JOB ▸
Determine how many lines carry the word "have". Output that number only.

MATERIAL FOR THIS TASK ▸
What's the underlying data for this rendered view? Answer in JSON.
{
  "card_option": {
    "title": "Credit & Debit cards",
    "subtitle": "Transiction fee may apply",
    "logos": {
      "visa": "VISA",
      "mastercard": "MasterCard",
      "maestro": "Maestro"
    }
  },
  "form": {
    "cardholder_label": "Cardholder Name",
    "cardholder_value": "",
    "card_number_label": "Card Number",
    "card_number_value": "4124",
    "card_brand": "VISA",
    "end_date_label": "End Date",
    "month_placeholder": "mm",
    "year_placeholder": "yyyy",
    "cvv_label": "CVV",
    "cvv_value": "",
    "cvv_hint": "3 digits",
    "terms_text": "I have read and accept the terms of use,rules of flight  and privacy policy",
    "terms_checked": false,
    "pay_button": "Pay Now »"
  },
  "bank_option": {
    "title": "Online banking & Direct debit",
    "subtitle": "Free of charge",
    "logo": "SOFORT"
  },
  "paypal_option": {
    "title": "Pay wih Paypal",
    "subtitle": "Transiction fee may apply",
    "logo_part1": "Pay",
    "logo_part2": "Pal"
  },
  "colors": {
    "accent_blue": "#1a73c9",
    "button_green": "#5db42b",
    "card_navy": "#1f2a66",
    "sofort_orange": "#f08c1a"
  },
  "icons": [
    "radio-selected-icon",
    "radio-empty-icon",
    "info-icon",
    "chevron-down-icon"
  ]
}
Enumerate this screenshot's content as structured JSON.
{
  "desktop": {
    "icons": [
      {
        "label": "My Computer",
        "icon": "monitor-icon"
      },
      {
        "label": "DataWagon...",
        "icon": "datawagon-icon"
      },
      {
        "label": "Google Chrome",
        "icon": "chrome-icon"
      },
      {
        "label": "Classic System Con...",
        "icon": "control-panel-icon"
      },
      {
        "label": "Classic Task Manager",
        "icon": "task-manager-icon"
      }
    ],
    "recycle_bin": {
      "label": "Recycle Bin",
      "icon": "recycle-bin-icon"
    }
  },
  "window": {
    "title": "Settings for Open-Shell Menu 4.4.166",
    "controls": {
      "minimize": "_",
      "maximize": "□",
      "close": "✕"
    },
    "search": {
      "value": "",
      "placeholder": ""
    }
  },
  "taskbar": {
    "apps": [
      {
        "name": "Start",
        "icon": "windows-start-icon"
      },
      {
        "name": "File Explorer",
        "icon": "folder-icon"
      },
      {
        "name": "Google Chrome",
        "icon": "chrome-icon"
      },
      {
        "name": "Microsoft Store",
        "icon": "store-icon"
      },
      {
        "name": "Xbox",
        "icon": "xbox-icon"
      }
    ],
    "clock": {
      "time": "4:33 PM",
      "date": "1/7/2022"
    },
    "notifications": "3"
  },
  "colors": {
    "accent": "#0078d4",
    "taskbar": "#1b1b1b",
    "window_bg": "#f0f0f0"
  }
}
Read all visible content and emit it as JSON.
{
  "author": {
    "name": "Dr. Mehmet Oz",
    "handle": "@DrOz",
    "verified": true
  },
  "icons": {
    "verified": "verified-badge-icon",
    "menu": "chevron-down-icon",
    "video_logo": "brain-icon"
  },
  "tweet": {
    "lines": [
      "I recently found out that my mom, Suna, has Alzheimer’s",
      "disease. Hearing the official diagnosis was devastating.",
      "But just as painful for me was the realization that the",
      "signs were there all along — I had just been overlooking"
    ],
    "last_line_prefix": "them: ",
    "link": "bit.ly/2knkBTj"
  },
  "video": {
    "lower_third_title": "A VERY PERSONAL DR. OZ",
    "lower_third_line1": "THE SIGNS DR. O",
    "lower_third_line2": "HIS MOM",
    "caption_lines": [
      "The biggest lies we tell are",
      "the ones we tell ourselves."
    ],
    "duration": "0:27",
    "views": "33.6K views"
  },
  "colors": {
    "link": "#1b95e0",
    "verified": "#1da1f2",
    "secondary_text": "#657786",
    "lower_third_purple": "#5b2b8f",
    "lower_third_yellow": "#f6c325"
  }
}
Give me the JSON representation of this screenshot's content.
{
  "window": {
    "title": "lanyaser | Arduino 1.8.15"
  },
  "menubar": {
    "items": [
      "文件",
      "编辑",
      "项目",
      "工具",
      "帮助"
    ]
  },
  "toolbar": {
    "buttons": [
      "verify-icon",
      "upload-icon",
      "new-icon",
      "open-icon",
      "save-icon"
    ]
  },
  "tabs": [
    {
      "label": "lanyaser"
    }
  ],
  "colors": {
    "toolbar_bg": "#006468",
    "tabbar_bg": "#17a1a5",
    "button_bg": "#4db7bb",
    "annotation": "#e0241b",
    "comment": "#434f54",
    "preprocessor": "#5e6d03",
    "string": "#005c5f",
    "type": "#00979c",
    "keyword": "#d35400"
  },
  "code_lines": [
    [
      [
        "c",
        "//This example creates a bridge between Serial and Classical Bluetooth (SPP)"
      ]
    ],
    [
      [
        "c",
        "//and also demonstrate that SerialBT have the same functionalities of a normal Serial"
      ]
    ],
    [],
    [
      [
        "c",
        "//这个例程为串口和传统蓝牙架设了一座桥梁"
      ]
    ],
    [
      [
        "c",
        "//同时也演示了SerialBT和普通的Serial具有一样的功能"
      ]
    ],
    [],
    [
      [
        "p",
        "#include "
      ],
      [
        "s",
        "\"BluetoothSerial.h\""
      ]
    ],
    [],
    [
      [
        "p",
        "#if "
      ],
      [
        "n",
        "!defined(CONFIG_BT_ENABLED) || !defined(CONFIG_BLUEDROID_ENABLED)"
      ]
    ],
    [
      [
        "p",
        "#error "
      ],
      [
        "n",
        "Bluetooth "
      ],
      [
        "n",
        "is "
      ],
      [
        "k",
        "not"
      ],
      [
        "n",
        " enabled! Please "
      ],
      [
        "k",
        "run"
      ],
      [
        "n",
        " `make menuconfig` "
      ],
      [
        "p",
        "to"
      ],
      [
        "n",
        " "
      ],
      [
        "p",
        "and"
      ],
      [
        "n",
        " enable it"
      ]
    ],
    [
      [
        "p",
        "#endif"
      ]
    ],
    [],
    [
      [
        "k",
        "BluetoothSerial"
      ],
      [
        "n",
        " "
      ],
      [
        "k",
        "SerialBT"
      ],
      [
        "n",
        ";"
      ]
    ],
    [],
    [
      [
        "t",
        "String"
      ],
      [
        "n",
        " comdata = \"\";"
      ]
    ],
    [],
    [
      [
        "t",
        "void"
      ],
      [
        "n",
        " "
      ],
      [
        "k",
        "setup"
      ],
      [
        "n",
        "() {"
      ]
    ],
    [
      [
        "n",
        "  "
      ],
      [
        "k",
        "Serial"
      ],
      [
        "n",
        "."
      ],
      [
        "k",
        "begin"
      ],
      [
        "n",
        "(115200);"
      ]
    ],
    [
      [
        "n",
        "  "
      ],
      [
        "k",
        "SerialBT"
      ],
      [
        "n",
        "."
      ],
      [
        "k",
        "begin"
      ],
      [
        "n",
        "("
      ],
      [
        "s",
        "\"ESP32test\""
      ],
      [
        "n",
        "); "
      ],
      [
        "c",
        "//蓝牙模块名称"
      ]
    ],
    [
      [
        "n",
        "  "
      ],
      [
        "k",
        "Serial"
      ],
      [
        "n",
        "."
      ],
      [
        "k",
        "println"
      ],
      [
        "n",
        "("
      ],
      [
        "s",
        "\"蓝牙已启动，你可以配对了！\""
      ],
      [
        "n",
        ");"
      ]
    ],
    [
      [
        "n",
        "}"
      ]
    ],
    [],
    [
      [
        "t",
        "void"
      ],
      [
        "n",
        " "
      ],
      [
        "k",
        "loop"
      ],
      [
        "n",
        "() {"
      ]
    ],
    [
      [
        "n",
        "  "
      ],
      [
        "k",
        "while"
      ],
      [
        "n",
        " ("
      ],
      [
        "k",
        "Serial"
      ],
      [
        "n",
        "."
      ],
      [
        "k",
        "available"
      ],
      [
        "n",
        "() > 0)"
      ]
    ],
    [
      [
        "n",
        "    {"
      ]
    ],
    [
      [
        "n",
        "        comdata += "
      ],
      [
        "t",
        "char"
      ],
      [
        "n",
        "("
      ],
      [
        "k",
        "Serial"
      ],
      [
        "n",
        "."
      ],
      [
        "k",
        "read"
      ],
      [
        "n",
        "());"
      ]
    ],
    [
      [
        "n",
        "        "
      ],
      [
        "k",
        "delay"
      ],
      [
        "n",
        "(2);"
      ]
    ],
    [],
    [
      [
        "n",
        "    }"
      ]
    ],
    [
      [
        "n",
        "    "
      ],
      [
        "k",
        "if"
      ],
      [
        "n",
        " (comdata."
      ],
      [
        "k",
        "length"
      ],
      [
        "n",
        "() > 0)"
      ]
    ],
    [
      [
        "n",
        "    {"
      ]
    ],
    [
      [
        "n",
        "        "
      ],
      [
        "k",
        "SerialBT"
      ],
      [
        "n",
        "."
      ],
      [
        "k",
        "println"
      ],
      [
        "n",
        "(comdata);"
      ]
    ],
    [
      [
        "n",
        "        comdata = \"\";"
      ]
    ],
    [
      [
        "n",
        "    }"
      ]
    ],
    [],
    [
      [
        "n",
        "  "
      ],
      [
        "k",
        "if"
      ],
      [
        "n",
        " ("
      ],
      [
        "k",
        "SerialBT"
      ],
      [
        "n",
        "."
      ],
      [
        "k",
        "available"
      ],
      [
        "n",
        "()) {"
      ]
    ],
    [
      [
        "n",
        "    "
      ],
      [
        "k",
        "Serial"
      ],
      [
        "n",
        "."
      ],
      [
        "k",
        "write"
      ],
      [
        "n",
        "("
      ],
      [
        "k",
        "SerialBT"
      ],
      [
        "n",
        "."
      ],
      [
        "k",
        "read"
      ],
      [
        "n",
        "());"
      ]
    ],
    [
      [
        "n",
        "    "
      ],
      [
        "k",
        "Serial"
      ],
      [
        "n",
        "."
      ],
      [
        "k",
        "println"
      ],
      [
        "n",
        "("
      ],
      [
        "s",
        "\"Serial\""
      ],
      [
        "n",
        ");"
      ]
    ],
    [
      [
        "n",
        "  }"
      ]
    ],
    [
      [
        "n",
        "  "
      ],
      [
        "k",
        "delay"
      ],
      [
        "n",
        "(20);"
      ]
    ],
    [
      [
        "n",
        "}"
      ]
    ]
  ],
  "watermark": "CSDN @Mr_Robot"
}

FINAL RESULT ▸
2